-- The task --
Pull out every line below containing the word "customers".

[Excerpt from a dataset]
>> begin
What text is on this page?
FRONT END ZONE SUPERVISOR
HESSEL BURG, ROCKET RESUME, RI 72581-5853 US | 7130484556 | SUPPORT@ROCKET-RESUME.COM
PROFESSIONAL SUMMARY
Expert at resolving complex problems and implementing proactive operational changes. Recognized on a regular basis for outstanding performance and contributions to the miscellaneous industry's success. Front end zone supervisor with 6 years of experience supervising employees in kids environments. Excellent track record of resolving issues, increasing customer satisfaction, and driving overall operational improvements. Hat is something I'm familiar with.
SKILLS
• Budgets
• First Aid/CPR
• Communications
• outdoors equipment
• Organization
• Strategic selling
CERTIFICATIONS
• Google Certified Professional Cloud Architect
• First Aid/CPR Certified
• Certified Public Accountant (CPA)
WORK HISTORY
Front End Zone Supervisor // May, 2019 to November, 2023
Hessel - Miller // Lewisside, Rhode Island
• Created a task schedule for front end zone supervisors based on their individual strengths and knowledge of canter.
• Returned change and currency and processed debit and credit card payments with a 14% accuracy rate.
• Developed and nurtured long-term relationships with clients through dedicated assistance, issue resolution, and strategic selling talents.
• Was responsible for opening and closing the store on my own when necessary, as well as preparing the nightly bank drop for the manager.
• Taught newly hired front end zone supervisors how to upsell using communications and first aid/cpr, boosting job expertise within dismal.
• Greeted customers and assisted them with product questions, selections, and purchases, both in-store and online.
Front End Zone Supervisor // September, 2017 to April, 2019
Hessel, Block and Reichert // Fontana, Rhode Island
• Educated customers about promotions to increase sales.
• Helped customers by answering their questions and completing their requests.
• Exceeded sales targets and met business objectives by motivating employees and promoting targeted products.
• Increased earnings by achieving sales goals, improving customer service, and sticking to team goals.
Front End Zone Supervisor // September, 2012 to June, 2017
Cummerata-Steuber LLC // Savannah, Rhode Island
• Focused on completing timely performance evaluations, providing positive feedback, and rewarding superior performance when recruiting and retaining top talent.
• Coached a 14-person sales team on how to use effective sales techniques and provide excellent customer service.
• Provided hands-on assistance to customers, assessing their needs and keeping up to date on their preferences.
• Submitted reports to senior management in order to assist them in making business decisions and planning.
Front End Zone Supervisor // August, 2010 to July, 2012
>> end
-- Written answer --
• Greeted customers and assisted them with product questions, selections, and purchases, both in-store and online.
• Educated customers about promotions to increase sales.
• Helped customers by answering their questions and completing their requests.
• Provided hands-on assistance to customers, assessing their needs and keeping up to date on their preferences.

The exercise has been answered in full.